*Instructions for the task*
Report each line of the data that includes the word "values".

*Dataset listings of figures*
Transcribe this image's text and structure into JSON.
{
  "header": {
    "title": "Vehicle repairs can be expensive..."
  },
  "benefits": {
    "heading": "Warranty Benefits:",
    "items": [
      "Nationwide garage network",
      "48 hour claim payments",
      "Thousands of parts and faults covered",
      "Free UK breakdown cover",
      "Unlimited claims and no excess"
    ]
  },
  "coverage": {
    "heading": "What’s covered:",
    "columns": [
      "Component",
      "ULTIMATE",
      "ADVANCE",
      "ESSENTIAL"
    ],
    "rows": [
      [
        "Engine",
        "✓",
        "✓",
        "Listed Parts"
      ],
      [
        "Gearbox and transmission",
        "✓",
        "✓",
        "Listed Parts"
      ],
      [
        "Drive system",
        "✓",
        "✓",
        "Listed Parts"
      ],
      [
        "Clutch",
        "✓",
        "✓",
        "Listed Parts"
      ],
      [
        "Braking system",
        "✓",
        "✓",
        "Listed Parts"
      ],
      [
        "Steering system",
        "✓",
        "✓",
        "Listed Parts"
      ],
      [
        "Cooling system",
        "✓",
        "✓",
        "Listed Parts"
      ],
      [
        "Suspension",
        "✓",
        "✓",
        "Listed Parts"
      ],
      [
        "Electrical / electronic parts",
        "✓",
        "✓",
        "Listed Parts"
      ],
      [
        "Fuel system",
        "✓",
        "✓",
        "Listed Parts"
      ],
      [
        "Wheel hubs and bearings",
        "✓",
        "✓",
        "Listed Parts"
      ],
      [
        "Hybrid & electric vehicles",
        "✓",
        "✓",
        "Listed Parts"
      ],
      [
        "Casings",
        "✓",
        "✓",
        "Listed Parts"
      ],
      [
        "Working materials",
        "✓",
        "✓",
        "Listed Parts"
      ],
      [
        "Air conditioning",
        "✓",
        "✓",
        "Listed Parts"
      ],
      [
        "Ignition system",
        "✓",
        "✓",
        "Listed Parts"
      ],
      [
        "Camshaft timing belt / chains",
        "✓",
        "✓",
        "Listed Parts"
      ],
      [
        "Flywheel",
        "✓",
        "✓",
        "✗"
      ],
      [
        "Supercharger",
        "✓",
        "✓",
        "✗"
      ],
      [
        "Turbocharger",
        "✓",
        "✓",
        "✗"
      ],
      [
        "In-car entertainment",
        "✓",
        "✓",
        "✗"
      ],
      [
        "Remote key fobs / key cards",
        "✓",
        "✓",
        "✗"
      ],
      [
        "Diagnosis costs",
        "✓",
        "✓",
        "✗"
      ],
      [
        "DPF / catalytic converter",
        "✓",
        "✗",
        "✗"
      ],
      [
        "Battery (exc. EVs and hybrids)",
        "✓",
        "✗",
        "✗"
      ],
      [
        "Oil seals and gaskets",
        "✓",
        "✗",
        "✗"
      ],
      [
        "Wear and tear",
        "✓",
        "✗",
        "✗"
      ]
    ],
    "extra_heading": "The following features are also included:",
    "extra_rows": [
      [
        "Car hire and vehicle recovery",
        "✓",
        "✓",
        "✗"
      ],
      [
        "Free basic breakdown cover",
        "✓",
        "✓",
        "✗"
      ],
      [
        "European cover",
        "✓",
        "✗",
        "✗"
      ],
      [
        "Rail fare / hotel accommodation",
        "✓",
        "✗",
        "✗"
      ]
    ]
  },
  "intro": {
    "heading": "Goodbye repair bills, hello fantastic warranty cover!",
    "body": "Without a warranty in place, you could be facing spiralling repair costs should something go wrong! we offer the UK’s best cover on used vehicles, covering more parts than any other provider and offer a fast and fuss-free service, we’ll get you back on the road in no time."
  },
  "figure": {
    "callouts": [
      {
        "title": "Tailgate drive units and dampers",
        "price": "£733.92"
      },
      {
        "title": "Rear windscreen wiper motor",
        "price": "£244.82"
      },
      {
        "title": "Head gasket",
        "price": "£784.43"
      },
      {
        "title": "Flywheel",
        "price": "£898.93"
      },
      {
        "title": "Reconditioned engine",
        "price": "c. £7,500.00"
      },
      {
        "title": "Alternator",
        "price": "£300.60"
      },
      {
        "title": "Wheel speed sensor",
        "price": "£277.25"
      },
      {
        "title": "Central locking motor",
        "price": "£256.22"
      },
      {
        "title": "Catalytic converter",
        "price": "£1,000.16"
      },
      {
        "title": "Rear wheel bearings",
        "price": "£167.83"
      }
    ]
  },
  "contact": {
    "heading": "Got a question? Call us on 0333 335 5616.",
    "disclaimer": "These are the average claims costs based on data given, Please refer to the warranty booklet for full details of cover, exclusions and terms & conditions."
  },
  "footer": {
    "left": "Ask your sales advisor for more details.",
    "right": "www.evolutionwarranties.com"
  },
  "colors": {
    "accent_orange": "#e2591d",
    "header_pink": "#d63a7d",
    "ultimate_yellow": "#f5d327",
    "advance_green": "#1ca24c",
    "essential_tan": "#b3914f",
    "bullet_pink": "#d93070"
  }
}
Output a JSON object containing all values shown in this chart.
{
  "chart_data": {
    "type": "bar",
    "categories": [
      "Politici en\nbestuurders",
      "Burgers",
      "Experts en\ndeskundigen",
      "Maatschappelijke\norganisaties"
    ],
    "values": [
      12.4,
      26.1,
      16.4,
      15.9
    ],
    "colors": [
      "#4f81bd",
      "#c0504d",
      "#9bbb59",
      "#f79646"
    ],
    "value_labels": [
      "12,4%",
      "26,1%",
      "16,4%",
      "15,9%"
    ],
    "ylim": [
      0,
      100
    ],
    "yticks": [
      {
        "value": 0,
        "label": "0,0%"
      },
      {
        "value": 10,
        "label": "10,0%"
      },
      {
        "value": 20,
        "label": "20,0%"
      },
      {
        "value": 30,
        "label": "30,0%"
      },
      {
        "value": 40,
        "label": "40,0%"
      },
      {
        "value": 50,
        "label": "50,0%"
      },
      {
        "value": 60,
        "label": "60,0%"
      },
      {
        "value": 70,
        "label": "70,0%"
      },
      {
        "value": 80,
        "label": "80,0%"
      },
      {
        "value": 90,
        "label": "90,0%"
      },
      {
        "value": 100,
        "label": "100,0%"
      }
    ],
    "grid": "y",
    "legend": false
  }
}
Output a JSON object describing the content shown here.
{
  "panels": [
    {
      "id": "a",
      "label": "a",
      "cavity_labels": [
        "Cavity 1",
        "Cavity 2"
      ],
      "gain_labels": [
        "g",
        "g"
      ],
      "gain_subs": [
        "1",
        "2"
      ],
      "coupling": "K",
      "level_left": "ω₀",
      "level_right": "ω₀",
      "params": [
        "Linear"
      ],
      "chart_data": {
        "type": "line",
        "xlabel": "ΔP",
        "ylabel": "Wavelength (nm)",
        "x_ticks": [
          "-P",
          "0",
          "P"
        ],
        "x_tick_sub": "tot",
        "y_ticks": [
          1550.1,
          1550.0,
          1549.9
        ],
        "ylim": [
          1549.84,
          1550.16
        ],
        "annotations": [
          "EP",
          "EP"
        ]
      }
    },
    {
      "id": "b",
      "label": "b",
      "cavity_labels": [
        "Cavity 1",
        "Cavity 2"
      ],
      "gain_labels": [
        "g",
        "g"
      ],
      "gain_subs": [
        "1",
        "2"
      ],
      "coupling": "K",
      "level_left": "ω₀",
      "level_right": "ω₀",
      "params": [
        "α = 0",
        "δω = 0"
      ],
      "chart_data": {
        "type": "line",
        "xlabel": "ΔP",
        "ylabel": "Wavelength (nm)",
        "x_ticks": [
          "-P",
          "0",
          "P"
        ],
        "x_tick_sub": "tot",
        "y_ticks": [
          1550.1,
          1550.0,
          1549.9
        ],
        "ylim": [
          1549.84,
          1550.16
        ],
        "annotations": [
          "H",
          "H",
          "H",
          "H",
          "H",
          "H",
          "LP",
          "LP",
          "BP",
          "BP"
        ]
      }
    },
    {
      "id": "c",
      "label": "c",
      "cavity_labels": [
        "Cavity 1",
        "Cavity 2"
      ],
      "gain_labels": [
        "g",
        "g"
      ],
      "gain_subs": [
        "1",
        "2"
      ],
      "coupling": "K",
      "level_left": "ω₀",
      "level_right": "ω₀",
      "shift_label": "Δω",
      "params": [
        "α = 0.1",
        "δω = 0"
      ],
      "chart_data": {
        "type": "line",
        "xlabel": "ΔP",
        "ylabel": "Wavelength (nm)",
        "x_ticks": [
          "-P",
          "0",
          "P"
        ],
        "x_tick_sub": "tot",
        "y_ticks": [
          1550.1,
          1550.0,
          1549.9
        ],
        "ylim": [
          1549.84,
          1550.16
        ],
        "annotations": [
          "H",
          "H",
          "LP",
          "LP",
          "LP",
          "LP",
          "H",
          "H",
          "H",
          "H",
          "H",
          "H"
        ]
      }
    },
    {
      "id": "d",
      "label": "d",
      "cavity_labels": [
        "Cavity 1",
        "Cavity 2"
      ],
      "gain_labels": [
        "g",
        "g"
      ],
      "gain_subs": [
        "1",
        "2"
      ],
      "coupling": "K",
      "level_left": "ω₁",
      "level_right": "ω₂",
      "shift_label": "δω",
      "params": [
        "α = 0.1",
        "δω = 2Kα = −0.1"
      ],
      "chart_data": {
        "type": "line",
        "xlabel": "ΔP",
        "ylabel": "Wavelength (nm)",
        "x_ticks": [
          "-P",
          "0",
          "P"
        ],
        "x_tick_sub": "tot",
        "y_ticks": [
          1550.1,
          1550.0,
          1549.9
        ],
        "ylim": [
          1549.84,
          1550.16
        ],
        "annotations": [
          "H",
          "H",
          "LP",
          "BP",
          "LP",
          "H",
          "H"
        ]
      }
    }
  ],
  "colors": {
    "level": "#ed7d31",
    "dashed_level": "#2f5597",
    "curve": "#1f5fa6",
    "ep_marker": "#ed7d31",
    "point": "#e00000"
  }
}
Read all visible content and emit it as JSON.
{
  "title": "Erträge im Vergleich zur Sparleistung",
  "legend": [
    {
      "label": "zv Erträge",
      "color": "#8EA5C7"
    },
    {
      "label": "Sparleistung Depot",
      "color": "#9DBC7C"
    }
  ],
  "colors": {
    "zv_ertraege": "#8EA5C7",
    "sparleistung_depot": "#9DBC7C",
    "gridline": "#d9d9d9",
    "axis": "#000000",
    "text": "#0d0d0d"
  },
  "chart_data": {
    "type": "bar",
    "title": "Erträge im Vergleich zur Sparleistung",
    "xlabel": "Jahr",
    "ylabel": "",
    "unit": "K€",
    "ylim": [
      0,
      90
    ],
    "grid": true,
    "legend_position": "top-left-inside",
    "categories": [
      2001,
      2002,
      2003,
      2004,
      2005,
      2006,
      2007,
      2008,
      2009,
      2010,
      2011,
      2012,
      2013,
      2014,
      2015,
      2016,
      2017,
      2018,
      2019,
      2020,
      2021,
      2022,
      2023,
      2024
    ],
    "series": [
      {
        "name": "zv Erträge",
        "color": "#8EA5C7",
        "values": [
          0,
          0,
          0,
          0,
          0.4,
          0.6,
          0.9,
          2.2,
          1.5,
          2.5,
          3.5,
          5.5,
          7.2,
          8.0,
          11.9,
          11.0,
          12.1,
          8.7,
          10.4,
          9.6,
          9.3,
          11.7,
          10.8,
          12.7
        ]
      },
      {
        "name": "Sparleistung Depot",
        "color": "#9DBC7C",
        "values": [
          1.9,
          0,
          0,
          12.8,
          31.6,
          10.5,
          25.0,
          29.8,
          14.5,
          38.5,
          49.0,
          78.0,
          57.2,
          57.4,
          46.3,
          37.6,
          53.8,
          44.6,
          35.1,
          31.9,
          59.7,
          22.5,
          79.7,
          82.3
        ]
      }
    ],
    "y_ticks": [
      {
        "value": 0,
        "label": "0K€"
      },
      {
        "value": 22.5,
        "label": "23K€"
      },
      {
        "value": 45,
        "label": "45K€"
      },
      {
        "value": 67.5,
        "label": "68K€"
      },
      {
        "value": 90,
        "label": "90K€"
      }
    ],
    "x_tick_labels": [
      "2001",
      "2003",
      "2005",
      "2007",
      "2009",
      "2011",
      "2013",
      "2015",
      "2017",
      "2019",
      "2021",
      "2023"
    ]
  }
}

*Reply*
Output a JSON object containing all values shown in this chart.
    "values": [
        "values": [
        "values": [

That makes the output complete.